-- BEGIN --
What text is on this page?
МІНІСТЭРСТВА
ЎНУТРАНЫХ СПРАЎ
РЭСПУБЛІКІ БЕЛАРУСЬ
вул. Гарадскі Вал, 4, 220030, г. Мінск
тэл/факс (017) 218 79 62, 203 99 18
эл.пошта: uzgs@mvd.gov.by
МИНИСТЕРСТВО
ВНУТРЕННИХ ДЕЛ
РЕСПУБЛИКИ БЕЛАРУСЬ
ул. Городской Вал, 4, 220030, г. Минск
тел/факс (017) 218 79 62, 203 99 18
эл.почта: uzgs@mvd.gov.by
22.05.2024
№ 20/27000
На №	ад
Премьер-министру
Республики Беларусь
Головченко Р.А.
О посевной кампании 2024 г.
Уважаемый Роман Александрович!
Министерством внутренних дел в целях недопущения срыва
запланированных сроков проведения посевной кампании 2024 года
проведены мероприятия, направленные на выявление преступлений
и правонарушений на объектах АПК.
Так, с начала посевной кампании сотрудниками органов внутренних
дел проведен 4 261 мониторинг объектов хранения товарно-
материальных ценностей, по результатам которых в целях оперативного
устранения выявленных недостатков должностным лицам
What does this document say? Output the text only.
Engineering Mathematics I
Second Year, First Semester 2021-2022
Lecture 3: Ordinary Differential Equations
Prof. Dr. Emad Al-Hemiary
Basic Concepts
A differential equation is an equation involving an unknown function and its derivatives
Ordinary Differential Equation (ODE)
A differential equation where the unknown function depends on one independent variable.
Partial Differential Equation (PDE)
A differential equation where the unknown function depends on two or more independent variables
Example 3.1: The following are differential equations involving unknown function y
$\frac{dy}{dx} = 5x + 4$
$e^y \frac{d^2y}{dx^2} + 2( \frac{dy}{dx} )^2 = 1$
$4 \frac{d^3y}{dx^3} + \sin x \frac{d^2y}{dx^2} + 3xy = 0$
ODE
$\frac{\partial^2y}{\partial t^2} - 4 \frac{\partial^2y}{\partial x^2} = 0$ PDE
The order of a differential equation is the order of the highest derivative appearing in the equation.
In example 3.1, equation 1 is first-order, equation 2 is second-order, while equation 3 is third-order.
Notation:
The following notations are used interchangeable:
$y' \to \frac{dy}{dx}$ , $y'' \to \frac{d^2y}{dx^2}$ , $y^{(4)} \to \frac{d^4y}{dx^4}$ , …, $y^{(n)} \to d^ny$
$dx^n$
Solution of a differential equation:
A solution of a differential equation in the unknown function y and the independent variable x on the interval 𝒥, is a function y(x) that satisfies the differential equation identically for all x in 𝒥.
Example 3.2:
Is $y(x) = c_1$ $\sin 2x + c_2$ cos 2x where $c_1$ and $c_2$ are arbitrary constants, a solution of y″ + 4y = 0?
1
-- END --
-- BEGIN --
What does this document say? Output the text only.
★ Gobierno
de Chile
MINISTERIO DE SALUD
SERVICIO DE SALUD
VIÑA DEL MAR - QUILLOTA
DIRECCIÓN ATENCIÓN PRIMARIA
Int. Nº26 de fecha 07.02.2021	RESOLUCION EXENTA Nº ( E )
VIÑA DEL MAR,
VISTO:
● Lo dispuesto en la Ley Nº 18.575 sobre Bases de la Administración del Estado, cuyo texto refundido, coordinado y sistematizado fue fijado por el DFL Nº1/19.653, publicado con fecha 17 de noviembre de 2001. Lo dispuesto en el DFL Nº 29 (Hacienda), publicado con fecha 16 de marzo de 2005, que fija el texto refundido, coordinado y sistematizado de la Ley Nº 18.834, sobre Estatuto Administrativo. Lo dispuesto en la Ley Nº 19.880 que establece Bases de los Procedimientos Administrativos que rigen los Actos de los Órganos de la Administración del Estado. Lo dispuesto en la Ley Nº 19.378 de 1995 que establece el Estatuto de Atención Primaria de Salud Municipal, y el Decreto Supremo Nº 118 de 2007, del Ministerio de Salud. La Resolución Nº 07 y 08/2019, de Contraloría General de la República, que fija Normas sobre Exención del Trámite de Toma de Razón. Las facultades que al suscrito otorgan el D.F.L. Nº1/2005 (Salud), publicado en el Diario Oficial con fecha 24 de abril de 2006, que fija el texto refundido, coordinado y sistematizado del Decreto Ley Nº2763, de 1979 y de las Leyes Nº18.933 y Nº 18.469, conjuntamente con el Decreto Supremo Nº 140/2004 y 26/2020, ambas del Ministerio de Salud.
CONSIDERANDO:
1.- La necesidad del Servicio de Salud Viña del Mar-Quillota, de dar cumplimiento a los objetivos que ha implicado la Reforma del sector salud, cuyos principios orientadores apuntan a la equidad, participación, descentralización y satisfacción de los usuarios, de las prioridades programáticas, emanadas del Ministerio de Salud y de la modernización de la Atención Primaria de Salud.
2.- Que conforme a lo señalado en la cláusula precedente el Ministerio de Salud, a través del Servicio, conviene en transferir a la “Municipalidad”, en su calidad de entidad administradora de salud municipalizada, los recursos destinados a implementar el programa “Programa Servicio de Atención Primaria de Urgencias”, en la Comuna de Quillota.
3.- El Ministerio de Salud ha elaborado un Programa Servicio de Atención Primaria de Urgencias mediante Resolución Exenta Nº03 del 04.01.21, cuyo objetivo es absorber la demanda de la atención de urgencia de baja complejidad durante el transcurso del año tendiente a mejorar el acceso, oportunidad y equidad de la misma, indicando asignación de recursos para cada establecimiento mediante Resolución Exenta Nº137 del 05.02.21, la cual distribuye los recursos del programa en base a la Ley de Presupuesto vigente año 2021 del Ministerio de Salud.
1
-- END --
Task
Note every line above where the string "кампании" shows up, and copy those lines.

Exercise answer
О посевной кампании 2024 г.
запланированных сроков проведения посевной кампании 2024 года
Так, с начала посевной кампании сотрудниками органов внутренних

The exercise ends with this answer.